▶ _EXERCISE DESCRIPTION_
In the entries below, identify every line with the string "document" and copy it.

▶ _DATA RECORDS_
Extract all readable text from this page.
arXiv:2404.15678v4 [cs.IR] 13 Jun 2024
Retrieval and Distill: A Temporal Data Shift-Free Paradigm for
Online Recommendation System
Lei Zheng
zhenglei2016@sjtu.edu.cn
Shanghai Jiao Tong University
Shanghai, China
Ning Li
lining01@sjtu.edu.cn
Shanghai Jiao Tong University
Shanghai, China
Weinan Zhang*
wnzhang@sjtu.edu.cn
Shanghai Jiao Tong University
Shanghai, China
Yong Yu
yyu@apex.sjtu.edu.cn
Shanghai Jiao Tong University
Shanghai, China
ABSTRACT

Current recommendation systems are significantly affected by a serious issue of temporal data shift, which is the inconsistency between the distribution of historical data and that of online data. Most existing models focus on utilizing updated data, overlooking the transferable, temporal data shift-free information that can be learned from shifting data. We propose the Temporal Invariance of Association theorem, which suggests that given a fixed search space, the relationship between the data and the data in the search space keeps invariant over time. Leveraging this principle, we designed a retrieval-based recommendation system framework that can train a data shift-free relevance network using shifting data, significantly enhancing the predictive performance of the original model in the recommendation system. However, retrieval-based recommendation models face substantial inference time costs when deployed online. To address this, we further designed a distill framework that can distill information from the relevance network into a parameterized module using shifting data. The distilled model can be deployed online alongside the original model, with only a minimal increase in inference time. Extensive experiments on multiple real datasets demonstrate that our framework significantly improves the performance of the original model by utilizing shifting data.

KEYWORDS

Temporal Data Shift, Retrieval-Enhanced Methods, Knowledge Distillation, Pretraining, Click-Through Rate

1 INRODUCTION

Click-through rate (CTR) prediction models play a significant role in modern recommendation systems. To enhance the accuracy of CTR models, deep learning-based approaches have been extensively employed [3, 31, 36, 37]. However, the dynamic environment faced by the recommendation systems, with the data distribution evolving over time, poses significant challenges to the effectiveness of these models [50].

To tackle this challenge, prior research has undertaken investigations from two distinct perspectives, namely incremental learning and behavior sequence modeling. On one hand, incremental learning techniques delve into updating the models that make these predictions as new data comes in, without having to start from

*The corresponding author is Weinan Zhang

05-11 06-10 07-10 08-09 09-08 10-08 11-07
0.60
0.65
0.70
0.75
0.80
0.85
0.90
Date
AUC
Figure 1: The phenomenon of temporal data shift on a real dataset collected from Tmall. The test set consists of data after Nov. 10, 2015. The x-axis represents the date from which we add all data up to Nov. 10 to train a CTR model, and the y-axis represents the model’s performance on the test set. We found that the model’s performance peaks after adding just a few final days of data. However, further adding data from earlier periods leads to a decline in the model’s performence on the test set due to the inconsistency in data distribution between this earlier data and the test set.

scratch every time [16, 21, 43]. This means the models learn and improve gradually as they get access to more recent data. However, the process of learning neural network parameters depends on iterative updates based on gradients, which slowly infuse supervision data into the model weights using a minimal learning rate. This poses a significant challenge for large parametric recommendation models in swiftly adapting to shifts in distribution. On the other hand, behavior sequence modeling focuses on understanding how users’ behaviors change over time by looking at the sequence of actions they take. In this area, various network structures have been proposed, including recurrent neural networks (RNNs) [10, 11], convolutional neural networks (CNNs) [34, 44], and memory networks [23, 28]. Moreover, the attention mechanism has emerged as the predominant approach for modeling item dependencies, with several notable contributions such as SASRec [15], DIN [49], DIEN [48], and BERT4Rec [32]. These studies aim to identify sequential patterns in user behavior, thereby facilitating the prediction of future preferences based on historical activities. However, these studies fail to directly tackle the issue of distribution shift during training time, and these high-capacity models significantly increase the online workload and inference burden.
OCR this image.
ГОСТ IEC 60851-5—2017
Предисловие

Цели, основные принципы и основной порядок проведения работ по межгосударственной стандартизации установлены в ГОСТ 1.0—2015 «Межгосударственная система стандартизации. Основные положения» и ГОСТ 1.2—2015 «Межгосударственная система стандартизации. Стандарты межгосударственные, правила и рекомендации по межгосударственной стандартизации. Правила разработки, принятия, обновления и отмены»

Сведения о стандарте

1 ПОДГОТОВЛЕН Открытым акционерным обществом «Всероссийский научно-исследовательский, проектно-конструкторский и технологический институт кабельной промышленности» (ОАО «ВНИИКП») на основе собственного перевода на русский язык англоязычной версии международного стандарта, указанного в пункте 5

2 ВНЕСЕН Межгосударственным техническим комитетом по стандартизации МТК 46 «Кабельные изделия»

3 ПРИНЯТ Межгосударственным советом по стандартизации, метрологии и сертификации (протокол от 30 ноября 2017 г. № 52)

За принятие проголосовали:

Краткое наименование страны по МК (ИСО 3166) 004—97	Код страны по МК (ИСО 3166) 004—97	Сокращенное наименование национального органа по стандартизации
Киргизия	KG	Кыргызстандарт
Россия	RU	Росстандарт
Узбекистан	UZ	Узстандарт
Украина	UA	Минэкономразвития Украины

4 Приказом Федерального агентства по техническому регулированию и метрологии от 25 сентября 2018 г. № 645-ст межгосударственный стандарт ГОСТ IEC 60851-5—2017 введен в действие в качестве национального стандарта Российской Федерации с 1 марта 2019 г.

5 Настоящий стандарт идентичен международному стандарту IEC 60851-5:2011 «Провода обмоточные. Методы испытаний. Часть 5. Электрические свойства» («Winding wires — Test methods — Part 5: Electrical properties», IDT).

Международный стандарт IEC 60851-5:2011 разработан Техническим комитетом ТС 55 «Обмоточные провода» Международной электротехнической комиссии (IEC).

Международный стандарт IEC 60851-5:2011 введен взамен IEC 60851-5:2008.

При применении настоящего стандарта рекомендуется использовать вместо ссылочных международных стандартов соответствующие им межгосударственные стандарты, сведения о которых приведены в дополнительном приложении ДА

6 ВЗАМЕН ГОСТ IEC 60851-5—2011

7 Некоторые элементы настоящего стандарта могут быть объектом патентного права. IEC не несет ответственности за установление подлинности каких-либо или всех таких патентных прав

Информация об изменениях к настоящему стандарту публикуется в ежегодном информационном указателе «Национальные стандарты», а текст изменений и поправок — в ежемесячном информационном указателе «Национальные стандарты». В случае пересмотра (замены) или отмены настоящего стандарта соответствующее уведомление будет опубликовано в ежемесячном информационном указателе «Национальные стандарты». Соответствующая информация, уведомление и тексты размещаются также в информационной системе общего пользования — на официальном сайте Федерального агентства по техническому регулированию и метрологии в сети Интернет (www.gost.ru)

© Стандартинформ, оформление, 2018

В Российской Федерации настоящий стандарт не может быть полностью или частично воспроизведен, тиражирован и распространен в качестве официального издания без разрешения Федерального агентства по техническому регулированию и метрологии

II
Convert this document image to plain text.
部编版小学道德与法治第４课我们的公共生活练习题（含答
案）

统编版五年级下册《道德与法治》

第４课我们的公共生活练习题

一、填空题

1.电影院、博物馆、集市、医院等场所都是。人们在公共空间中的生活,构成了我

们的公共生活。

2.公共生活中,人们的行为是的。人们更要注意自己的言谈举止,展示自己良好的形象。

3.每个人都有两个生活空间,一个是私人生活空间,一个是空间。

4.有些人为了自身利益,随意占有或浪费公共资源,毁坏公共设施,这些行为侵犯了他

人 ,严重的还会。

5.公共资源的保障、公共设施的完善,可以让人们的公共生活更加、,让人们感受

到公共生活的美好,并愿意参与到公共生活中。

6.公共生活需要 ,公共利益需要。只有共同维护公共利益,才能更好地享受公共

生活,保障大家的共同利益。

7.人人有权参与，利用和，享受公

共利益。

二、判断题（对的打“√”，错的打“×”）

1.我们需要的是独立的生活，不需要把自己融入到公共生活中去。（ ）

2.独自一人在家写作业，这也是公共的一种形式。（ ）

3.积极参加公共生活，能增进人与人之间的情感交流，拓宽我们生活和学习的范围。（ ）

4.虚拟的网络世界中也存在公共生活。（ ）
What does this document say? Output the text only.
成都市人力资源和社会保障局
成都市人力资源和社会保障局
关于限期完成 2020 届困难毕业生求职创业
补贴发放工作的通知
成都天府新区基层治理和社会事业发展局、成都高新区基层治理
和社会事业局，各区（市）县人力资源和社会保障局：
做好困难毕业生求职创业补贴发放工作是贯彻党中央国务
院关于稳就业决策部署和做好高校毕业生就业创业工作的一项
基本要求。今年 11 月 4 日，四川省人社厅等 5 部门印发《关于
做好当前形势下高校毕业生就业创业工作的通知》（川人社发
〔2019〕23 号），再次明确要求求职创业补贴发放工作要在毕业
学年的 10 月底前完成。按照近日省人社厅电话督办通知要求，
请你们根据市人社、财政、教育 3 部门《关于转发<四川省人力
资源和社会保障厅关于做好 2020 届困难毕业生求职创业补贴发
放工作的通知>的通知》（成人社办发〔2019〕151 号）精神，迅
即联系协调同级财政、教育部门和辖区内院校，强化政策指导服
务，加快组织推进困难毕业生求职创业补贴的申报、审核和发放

▶ _ANSWER BELOW_
Convert this document image to plain text.
What does this document say? Output the text only.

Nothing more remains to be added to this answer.